Data entries

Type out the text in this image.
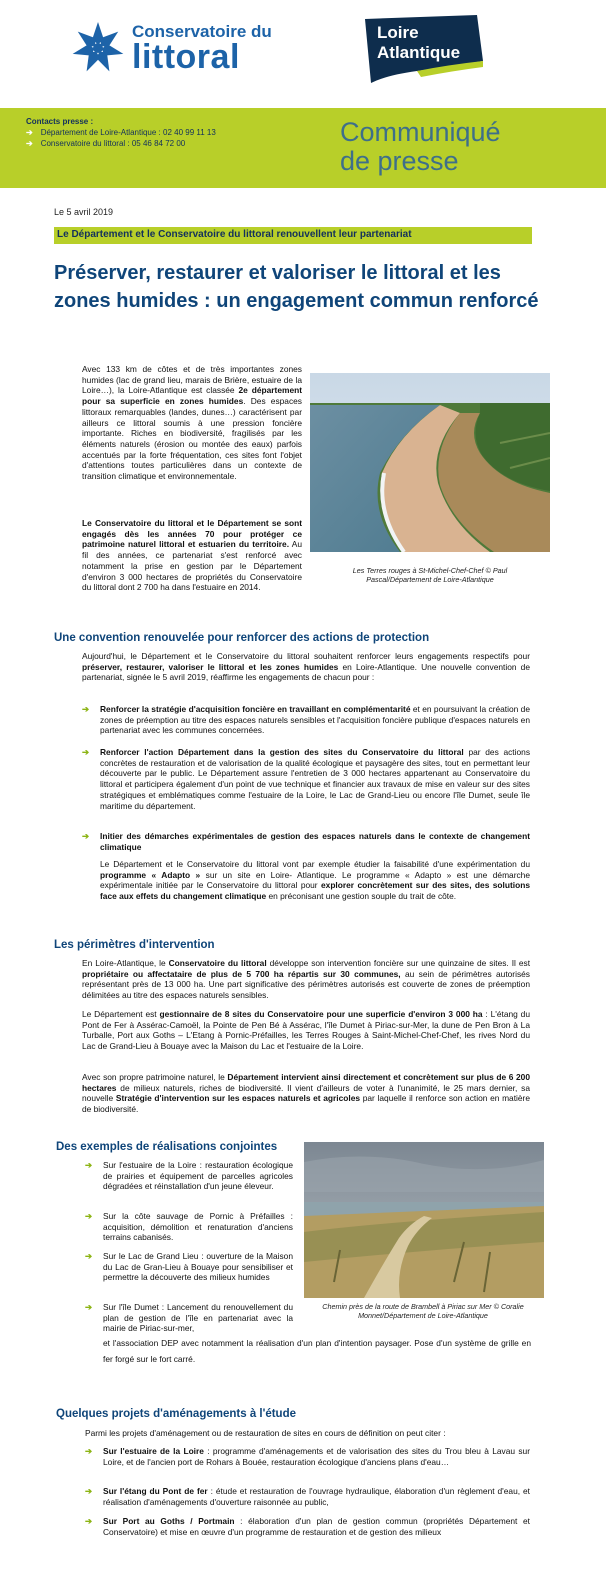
Conservatoire du
littoral
Loire
Atlantique
Contacts presse :
➔ Département de Loire-Atlantique : 02 40 99 11 13
➔ Conservatoire du littoral : 05 46 84 72 00	Communiqué
de presse
Le 5 avril 2019
Le Département et le Conservatoire du littoral renouvellent leur partenariat
Préserver, restaurer et valoriser le littoral et les zones humides : un engagement commun renforcé
Avec 133 km de côtes et de très importantes zones humides (lac de grand lieu, marais de Brière, estuaire de la Loire…), la Loire-Atlantique est classée 2e département pour sa superficie en zones humides. Des espaces littoraux remarquables (landes, dunes…) caractérisent par ailleurs ce littoral soumis à une pression foncière importante. Riches en biodiversité, fragilisés par les éléments naturels (érosion ou montée des eaux) parfois accentués par la forte fréquentation, ces sites font l'objet d'attentions toutes particulières dans un contexte de transition climatique et environnementale.
Le Conservatoire du littoral et le Département se sont engagés dès les années 70 pour protéger ce patrimoine naturel littoral et estuarien du territoire. Au fil des années, ce partenariat s'est renforcé avec notamment la prise en gestion par le Département d'environ 3 000 hectares de propriétés du Conservatoire du littoral dont 2 700 ha dans l'estuaire en 2014.
Les Terres rouges à St-Michel-Chef-Chef © Paul Pascal/Département de Loire-Atlantique
Une convention renouvelée pour renforcer des actions de protection
Aujourd'hui, le Département et le Conservatoire du littoral souhaitent renforcer leurs engagements respectifs pour préserver, restaurer, valoriser le littoral et les zones humides en Loire-Atlantique. Une nouvelle convention de partenariat, signée le 5 avril 2019, réaffirme les engagements de chacun pour :
➔ Renforcer la stratégie d'acquisition foncière en travaillant en complémentarité et en poursuivant la création de zones de préemption au titre des espaces naturels sensibles et l'acquisition foncière publique d'espaces naturels en partenariat avec les communes concernées.
➔ Renforcer l'action Département dans la gestion des sites du Conservatoire du littoral par des actions concrètes de restauration et de valorisation de la qualité écologique et paysagère des sites, tout en permettant leur découverte par le public. Le Département assure l'entretien de 3 000 hectares appartenant au Conservatoire du littoral et participera également d'un point de vue technique et financier aux travaux de mise en valeur sur des sites stratégiques et emblématiques comme l'estuaire de la Loire, le Lac de Grand-Lieu ou encore l'île Dumet, seule île maritime du département.
➔ Initier des démarches expérimentales de gestion des espaces naturels dans le contexte de changement climatique
Le Département et le Conservatoire du littoral vont par exemple étudier la faisabilité d'une expérimentation du programme « Adapto » sur un site en Loire- Atlantique. Le programme « Adapto » est une démarche expérimentale initiée par le Conservatoire du littoral pour explorer concrètement sur des sites, des solutions face aux effets du changement climatique en préconisant une gestion souple du trait de côte.
Les périmètres d'intervention
En Loire-Atlantique, le Conservatoire du littoral développe son intervention foncière sur une quinzaine de sites. Il est propriétaire ou affectataire de plus de 5 700 ha répartis sur 30 communes, au sein de périmètres autorisés représentant près de 13 000 ha. Une part significative des périmètres autorisés est couverte de zones de préemption délimitées au titre des espaces naturels sensibles.
Le Département est gestionnaire de 8 sites du Conservatoire pour une superficie d'environ 3 000 ha : L'étang du Pont de Fer à Assérac-Camoël, la Pointe de Pen Bé à Assérac, l'île Dumet à Piriac-sur-Mer, la dune de Pen Bron à La Turballe, Port aux Goths – L'Etang à Pornic-Préfailles, les Terres Rouges à Saint-Michel-Chef-Chef, les rives Nord du Lac de Grand-Lieu à Bouaye avec la Maison du Lac et l'estuaire de la Loire.
Avec son propre patrimoine naturel, le Département intervient ainsi directement et concrètement sur plus de 6 200 hectares de milieux naturels, riches de biodiversité. Il vient d'ailleurs de voter à l'unanimité, le 25 mars dernier, sa nouvelle Stratégie d'intervention sur les espaces naturels et agricoles par laquelle il renforce son action en matière de biodiversité.
Des exemples de réalisations conjointes
➔ Sur l'estuaire de la Loire : restauration écologique de prairies et équipement de parcelles agricoles dégradées et réinstallation d'un jeune éleveur.
➔ Sur la côte sauvage de Pornic à Préfailles : acquisition, démolition et renaturation d'anciens terrains cabanisés.
➔ Sur le Lac de Grand Lieu : ouverture de la Maison du Lac de Gran-Lieu à Bouaye pour sensibiliser et permettre la découverte des milieux humides
➔ Sur l'île Dumet : Lancement du renouvellement du plan de gestion de l'île en partenariat avec la mairie de Piriac-sur-mer,
et l'association DEP avec notamment la réalisation d'un plan d'intention paysager. Pose d'un système de grille en fer forgé sur le fort carré.
Chemin près de la route de Brambell à Piriac sur Mer © Coralie Monnet/Département de Loire-Atlantique
Quelques projets d'aménagements à l'étude
Parmi les projets d'aménagement ou de restauration de sites en cours de définition on peut citer :
➔ Sur l'estuaire de la Loire : programme d'aménagements et de valorisation des sites du Trou bleu à Lavau sur Loire, et de l'ancien port de Rohars à Bouée, restauration écologique d'anciens plans d'eau…
➔ Sur l'étang du Pont de fer : étude et restauration de l'ouvrage hydraulique, élaboration d'un règlement d'eau, et réalisation d'aménagements d'ouverture raisonnée au public,
➔ Sur Port au Goths / Portmain : élaboration d'un plan de gestion commun (propriétés Département et Conservatoire) et mise en œuvre d'un programme de restauration et de gestion des milieux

EXERCISE DIRECTIONS
Give the data above again in full and unchanged, skipping the pictures.

OUTPUT BELOW
Type out the text in this image.
Conservatoire du
littoral
Loire
Atlantique
Contacts presse :
➔ Département de Loire-Atlantique : 02 40 99 11 13
➔ Conservatoire du littoral : 05 46 84 72 00	Communiqué
de presse
Le 5 avril 2019
Le Département et le Conservatoire du littoral renouvellent leur partenariat
Préserver, restaurer et valoriser le littoral et les zones humides : un engagement commun renforcé
Avec 133 km de côtes et de très importantes zones humides (lac de grand lieu, marais de Brière, estuaire de la Loire…), la Loire-Atlantique est classée 2e département pour sa superficie en zones humides. Des espaces littoraux remarquables (landes, dunes…) caractérisent par ailleurs ce littoral soumis à une pression foncière importante. Riches en biodiversité, fragilisés par les éléments naturels (érosion ou montée des eaux) parfois accentués par la forte fréquentation, ces sites font l'objet d'attentions toutes particulières dans un contexte de transition climatique et environnementale.
Le Conservatoire du littoral et le Département se sont engagés dès les années 70 pour protéger ce patrimoine naturel littoral et estuarien du territoire. Au fil des années, ce partenariat s'est renforcé avec notamment la prise en gestion par le Département d'environ 3 000 hectares de propriétés du Conservatoire du littoral dont 2 700 ha dans l'estuaire en 2014.
Les Terres rouges à St-Michel-Chef-Chef © Paul Pascal/Département de Loire-Atlantique
Une convention renouvelée pour renforcer des actions de protection
Aujourd'hui, le Département et le Conservatoire du littoral souhaitent renforcer leurs engagements respectifs pour préserver, restaurer, valoriser le littoral et les zones humides en Loire-Atlantique. Une nouvelle convention de partenariat, signée le 5 avril 2019, réaffirme les engagements de chacun pour :
➔ Renforcer la stratégie d'acquisition foncière en travaillant en complémentarité et en poursuivant la création de zones de préemption au titre des espaces naturels sensibles et l'acquisition foncière publique d'espaces naturels en partenariat avec les communes concernées.
➔ Renforcer l'action Département dans la gestion des sites du Conservatoire du littoral par des actions concrètes de restauration et de valorisation de la qualité écologique et paysagère des sites, tout en permettant leur découverte par le public. Le Département assure l'entretien de 3 000 hectares appartenant au Conservatoire du littoral et participera également d'un point de vue technique et financier aux travaux de mise en valeur sur des sites stratégiques et emblématiques comme l'estuaire de la Loire, le Lac de Grand-Lieu ou encore l'île Dumet, seule île maritime du département.
➔ Initier des démarches expérimentales de gestion des espaces naturels dans le contexte de changement climatique
Le Département et le Conservatoire du littoral vont par exemple étudier la faisabilité d'une expérimentation du programme « Adapto » sur un site en Loire- Atlantique. Le programme « Adapto » est une démarche expérimentale initiée par le Conservatoire du littoral pour explorer concrètement sur des sites, des solutions face aux effets du changement climatique en préconisant une gestion souple du trait de côte.
Les périmètres d'intervention
En Loire-Atlantique, le Conservatoire du littoral développe son intervention foncière sur une quinzaine de sites. Il est propriétaire ou affectataire de plus de 5 700 ha répartis sur 30 communes, au sein de périmètres autorisés représentant près de 13 000 ha. Une part significative des périmètres autorisés est couverte de zones de préemption délimitées au titre des espaces naturels sensibles.
Le Département est gestionnaire de 8 sites du Conservatoire pour une superficie d'environ 3 000 ha : L'étang du Pont de Fer à Assérac-Camoël, la Pointe de Pen Bé à Assérac, l'île Dumet à Piriac-sur-Mer, la dune de Pen Bron à La Turballe, Port aux Goths – L'Etang à Pornic-Préfailles, les Terres Rouges à Saint-Michel-Chef-Chef, les rives Nord du Lac de Grand-Lieu à Bouaye avec la Maison du Lac et l'estuaire de la Loire.
Avec son propre patrimoine naturel, le Département intervient ainsi directement et concrètement sur plus de 6 200 hectares de milieux naturels, riches de biodiversité. Il vient d'ailleurs de voter à l'unanimité, le 25 mars dernier, sa nouvelle Stratégie d'intervention sur les espaces naturels et agricoles par laquelle il renforce son action en matière de biodiversité.
Des exemples de réalisations conjointes
➔ Sur l'estuaire de la Loire : restauration écologique de prairies et équipement de parcelles agricoles dégradées et réinstallation d'un jeune éleveur.
➔ Sur la côte sauvage de Pornic à Préfailles : acquisition, démolition et renaturation d'anciens terrains cabanisés.
➔ Sur le Lac de Grand Lieu : ouverture de la Maison du Lac de Gran-Lieu à Bouaye pour sensibiliser et permettre la découverte des milieux humides
➔ Sur l'île Dumet : Lancement du renouvellement du plan de gestion de l'île en partenariat avec la mairie de Piriac-sur-mer,
et l'association DEP avec notamment la réalisation d'un plan d'intention paysager. Pose d'un système de grille en fer forgé sur le fort carré.
Chemin près de la route de Brambell à Piriac sur Mer © Coralie Monnet/Département de Loire-Atlantique
Quelques projets d'aménagements à l'étude
Parmi les projets d'aménagement ou de restauration de sites en cours de définition on peut citer :
➔ Sur l'estuaire de la Loire : programme d'aménagements et de valorisation des sites du Trou bleu à Lavau sur Loire, et de l'ancien port de Rohars à Bouée, restauration écologique d'anciens plans d'eau…
➔ Sur l'étang du Pont de fer : étude et restauration de l'ouvrage hydraulique, élaboration d'un règlement d'eau, et réalisation d'aménagements d'ouverture raisonnée au public,
➔ Sur Port au Goths / Portmain : élaboration d'un plan de gestion commun (propriétés Département et Conservatoire) et mise en œuvre d'un programme de restauration et de gestion des milieux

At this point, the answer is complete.